#### EXERCISE INPUT
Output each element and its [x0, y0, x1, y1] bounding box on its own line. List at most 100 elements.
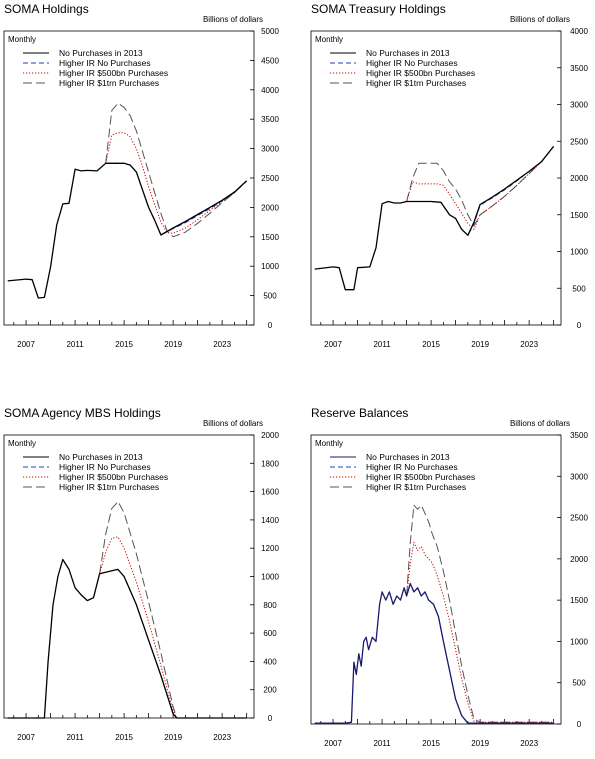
- y-tick-label: 3000: [570, 101, 588, 110]
- y-tick-label: 2500: [570, 514, 588, 523]
- y-tick-label: 1600: [261, 488, 279, 497]
- chart-title: SOMA Treasury Holdings: [311, 2, 446, 16]
- legend-label: Higher IR $500bn Purchases: [59, 472, 168, 482]
- x-tick-label: 2011: [66, 340, 84, 349]
- series-line-2: [99, 568, 178, 719]
- chart-title: SOMA Agency MBS Holdings: [4, 406, 161, 420]
- series-line-4: [406, 146, 554, 227]
- chart-title: Reserve Balances: [311, 406, 408, 420]
- y-tick-label: 600: [263, 629, 277, 638]
- x-tick-label: 2023: [520, 739, 538, 748]
- unit-label: Billions of dollars: [203, 15, 263, 24]
- y-tick-label: 2500: [261, 174, 279, 183]
- series-line-1: [314, 145, 555, 291]
- unit-label: Billions of dollars: [203, 419, 263, 428]
- y-tick-label: 3000: [261, 145, 279, 154]
- y-tick-label: 5000: [261, 27, 279, 36]
- legend-label: Higher IR No Purchases: [366, 462, 458, 472]
- frequency-label: Monthly: [315, 439, 343, 448]
- x-tick-label: 2015: [422, 340, 440, 349]
- y-tick-label: 3000: [570, 472, 588, 481]
- series-line-4: [99, 501, 178, 719]
- legend-label: Higher IR $500bn Purchases: [366, 68, 475, 78]
- legend-label: No Purchases in 2013: [59, 452, 143, 462]
- frequency-label: Monthly: [8, 35, 36, 44]
- unit-label: Billions of dollars: [510, 419, 570, 428]
- legend-label: Higher IR $500bn Purchases: [59, 68, 168, 78]
- y-tick-label: 0: [268, 321, 273, 330]
- y-tick-label: 2000: [570, 555, 588, 564]
- x-tick-label: 2019: [164, 340, 182, 349]
- chart-panel-soma-holdings: SOMA Holdings Billions of dollars Monthly 0…: [3, 2, 279, 349]
- y-tick-label: 1400: [261, 516, 279, 525]
- y-tick-label: 500: [572, 679, 586, 688]
- series-line-3: [406, 541, 554, 723]
- x-tick-label: 2019: [471, 739, 489, 748]
- x-tick-label: 2011: [373, 340, 391, 349]
- x-tick-label: 2011: [373, 739, 391, 748]
- unit-label: Billions of dollars: [510, 15, 570, 24]
- series-line-2: [406, 583, 554, 724]
- y-tick-label: 500: [572, 284, 586, 293]
- y-tick-label: 3500: [261, 115, 279, 124]
- chart-panel-soma-treasury: SOMA Treasury Holdings Billions of dollar…: [310, 2, 588, 349]
- y-tick-label: 1500: [261, 233, 279, 242]
- frequency-label: Monthly: [8, 439, 36, 448]
- legend-label: Higher IR $1trn Purchases: [366, 482, 466, 492]
- y-tick-label: 0: [268, 714, 273, 723]
- legend-label: Higher IR No Purchases: [59, 58, 151, 68]
- chart-panel-reserve-balances: Reserve Balances Billions of dollars Month…: [310, 406, 588, 748]
- legend-label: Higher IR No Purchases: [59, 462, 151, 472]
- y-tick-label: 3500: [570, 431, 588, 440]
- frequency-label: Monthly: [315, 35, 343, 44]
- legend-label: No Purchases in 2013: [59, 48, 143, 58]
- y-tick-label: 500: [263, 292, 277, 301]
- x-tick-label: 2007: [17, 733, 35, 742]
- legend-label: Higher IR No Purchases: [366, 58, 458, 68]
- x-tick-label: 2011: [66, 733, 84, 742]
- y-tick-label: 2000: [570, 174, 588, 183]
- series-line-4: [105, 102, 247, 238]
- plot-frame: [310, 434, 562, 725]
- y-tick-label: 1800: [261, 459, 279, 468]
- legend-label: Higher IR $500bn Purchases: [366, 472, 475, 482]
- y-tick-label: 0: [577, 720, 582, 729]
- x-tick-label: 2007: [17, 340, 35, 349]
- x-tick-label: 2015: [422, 739, 440, 748]
- y-tick-label: 1500: [570, 596, 588, 605]
- y-tick-label: 1000: [261, 573, 279, 582]
- x-tick-label: 2007: [324, 340, 342, 349]
- x-tick-label: 2019: [471, 340, 489, 349]
- y-tick-label: 1200: [261, 544, 279, 553]
- series-line-3: [105, 132, 247, 234]
- y-tick-label: 200: [263, 686, 277, 695]
- x-tick-label: 2023: [213, 340, 231, 349]
- chart-title: SOMA Holdings: [4, 2, 89, 16]
- series-line-4: [406, 504, 554, 723]
- y-tick-label: 1000: [570, 248, 588, 257]
- legend-label: Higher IR $1trn Purchases: [366, 78, 466, 88]
- series-line-3: [406, 146, 554, 230]
- y-tick-label: 0: [577, 321, 582, 330]
- x-tick-label: 2023: [520, 340, 538, 349]
- y-tick-label: 800: [263, 601, 277, 610]
- y-tick-label: 1500: [570, 211, 588, 220]
- x-tick-label: 2007: [324, 739, 342, 748]
- series-line-1: [7, 162, 248, 299]
- x-tick-label: 2015: [115, 733, 133, 742]
- y-tick-label: 4000: [570, 27, 588, 36]
- legend-label: Higher IR $1trn Purchases: [59, 482, 159, 492]
- y-tick-label: 4500: [261, 56, 279, 65]
- x-tick-label: 2019: [164, 733, 182, 742]
- series-line-1: [314, 582, 554, 724]
- y-tick-label: 4000: [261, 86, 279, 95]
- y-tick-label: 2000: [261, 203, 279, 212]
- y-tick-label: 2500: [570, 137, 588, 146]
- legend-label: Higher IR $1trn Purchases: [59, 78, 159, 88]
- legend-label: No Purchases in 2013: [366, 48, 450, 58]
- series-line-2: [406, 146, 554, 236]
- x-tick-label: 2015: [115, 340, 133, 349]
- x-tick-label: 2023: [213, 733, 231, 742]
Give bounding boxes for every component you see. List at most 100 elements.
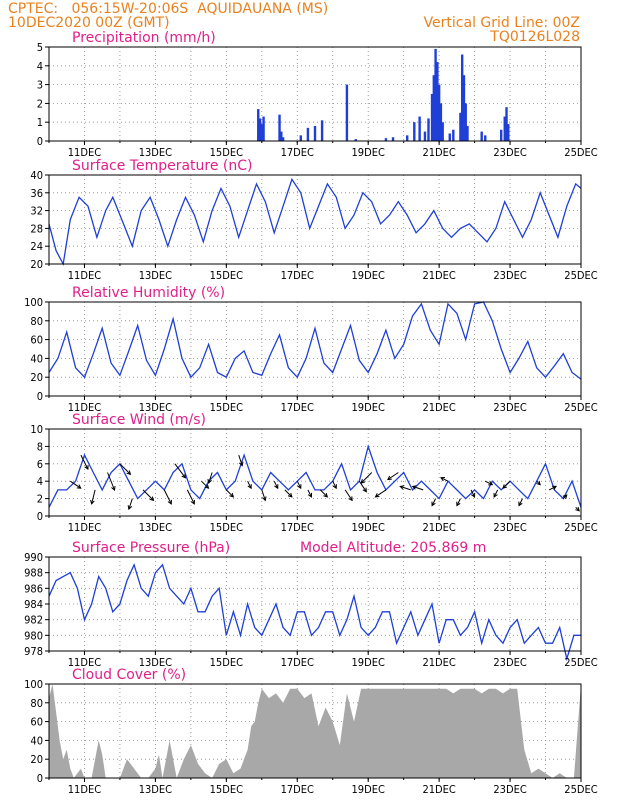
########
SHORT TASK
Copy out all of the material above word for word, leaving out the pictures.

SOLUTION TO THIS PROBLEM
Output each element and its [x0, y0, x1, y1] bounding box on its own line. List at most 100 elements.
- y-tick-label: 3000: [570, 101, 588, 110]
- y-tick-label: 2500: [570, 514, 588, 523]
- y-tick-label: 1600: [261, 488, 279, 497]
- chart-title: SOMA Treasury Holdings: [311, 2, 446, 16]
- legend-label: Higher IR $500bn Purchases: [59, 472, 168, 482]
- x-tick-label: 2011: [66, 340, 84, 349]
- series-line-2: [99, 568, 178, 719]
- chart-title: SOMA Agency MBS Holdings: [4, 406, 161, 420]
- series-line-4: [406, 146, 554, 227]
- chart-title: Reserve Balances: [311, 406, 408, 420]
- y-tick-label: 600: [263, 629, 277, 638]
- x-tick-label: 2023: [520, 739, 538, 748]
- unit-label: Billions of dollars: [203, 15, 263, 24]
- y-tick-label: 2500: [261, 174, 279, 183]
- series-line-1: [314, 145, 555, 291]
- unit-label: Billions of dollars: [203, 419, 263, 428]
- y-tick-label: 3000: [261, 145, 279, 154]
- y-tick-label: 5000: [261, 27, 279, 36]
- legend-label: Higher IR No Purchases: [366, 462, 458, 472]
- frequency-label: Monthly: [315, 439, 343, 448]
- x-tick-label: 2015: [422, 340, 440, 349]
- y-tick-label: 3000: [570, 472, 588, 481]
- series-line-4: [99, 501, 178, 719]
- legend-label: Higher IR $500bn Purchases: [366, 68, 475, 78]
- legend-label: No Purchases in 2013: [59, 452, 143, 462]
- frequency-label: Monthly: [8, 35, 36, 44]
- unit-label: Billions of dollars: [510, 419, 570, 428]
- legend-label: Higher IR $500bn Purchases: [59, 68, 168, 78]
- y-tick-label: 0: [268, 321, 273, 330]
- y-tick-label: 2000: [570, 555, 588, 564]
- x-tick-label: 2019: [164, 340, 182, 349]
- chart-panel-soma-holdings: SOMA Holdings Billions of dollars Monthly 0…: [3, 2, 279, 349]
- y-tick-label: 1400: [261, 516, 279, 525]
- y-tick-label: 500: [572, 679, 586, 688]
- series-line-3: [406, 541, 554, 723]
- x-tick-label: 2019: [471, 739, 489, 748]
- x-tick-label: 2011: [373, 340, 391, 349]
- x-tick-label: 2011: [373, 739, 391, 748]
- unit-label: Billions of dollars: [510, 15, 570, 24]
- series-line-2: [406, 583, 554, 724]
- y-tick-label: 500: [572, 284, 586, 293]
- y-tick-label: 3500: [261, 115, 279, 124]
- chart-panel-soma-treasury: SOMA Treasury Holdings Billions of dollar…: [310, 2, 588, 349]
- y-tick-label: 1500: [261, 233, 279, 242]
- frequency-label: Monthly: [8, 439, 36, 448]
- legend-label: Higher IR $1trn Purchases: [366, 482, 466, 492]
- y-tick-label: 0: [268, 714, 273, 723]
- legend-label: Higher IR No Purchases: [59, 58, 151, 68]
- chart-panel-reserve-balances: Reserve Balances Billions of dollars Month…: [310, 406, 588, 748]
- legend-label: Higher IR No Purchases: [59, 462, 151, 472]
- y-tick-label: 3500: [570, 431, 588, 440]
- frequency-label: Monthly: [315, 35, 343, 44]
- legend-label: No Purchases in 2013: [59, 48, 143, 58]
- y-tick-label: 500: [263, 292, 277, 301]
- x-tick-label: 2007: [17, 733, 35, 742]
- legend-label: Higher IR No Purchases: [366, 58, 458, 68]
- x-tick-label: 2011: [66, 733, 84, 742]
- y-tick-label: 2000: [570, 174, 588, 183]
- series-line-4: [105, 102, 247, 238]
- plot-frame: [310, 434, 562, 725]
- y-tick-label: 1800: [261, 459, 279, 468]
- legend-label: Higher IR $500bn Purchases: [366, 472, 475, 482]
- y-tick-label: 0: [577, 720, 582, 729]
- x-tick-label: 2007: [17, 340, 35, 349]
- x-tick-label: 2015: [422, 739, 440, 748]
- y-tick-label: 1500: [570, 596, 588, 605]
- y-tick-label: 1000: [261, 573, 279, 582]
- x-tick-label: 2007: [324, 340, 342, 349]
- x-tick-label: 2019: [471, 340, 489, 349]
- y-tick-label: 1200: [261, 544, 279, 553]
- series-line-3: [105, 132, 247, 234]
- y-tick-label: 200: [263, 686, 277, 695]
- x-tick-label: 2023: [213, 340, 231, 349]
- chart-title: SOMA Holdings: [4, 2, 89, 16]
- series-line-4: [406, 504, 554, 723]
- y-tick-label: 1000: [570, 248, 588, 257]
- legend-label: Higher IR $1trn Purchases: [366, 78, 466, 88]
- series-line-3: [406, 146, 554, 230]
- y-tick-label: 0: [577, 321, 582, 330]
- x-tick-label: 2023: [520, 340, 538, 349]
- y-tick-label: 800: [263, 601, 277, 610]
- y-tick-label: 1500: [570, 211, 588, 220]
- x-tick-label: 2007: [324, 739, 342, 748]
- series-line-1: [7, 162, 248, 299]
- x-tick-label: 2015: [115, 733, 133, 742]
- y-tick-label: 4000: [570, 27, 588, 36]
- legend-label: Higher IR $1trn Purchases: [59, 482, 159, 492]
- y-tick-label: 4500: [261, 56, 279, 65]
- x-tick-label: 2019: [164, 733, 182, 742]
- series-line-1: [314, 582, 554, 724]
- y-tick-label: 4000: [261, 86, 279, 95]
- y-tick-label: 2000: [261, 203, 279, 212]
- y-tick-label: 2500: [570, 137, 588, 146]
- legend-label: Higher IR $1trn Purchases: [59, 78, 159, 88]
- legend-label: No Purchases in 2013: [366, 48, 450, 58]
- series-line-2: [406, 146, 554, 236]
- x-tick-label: 2015: [115, 340, 133, 349]
- x-tick-label: 2023: [213, 733, 231, 742]
Give bounding boxes for every component you see. List at most 100 elements.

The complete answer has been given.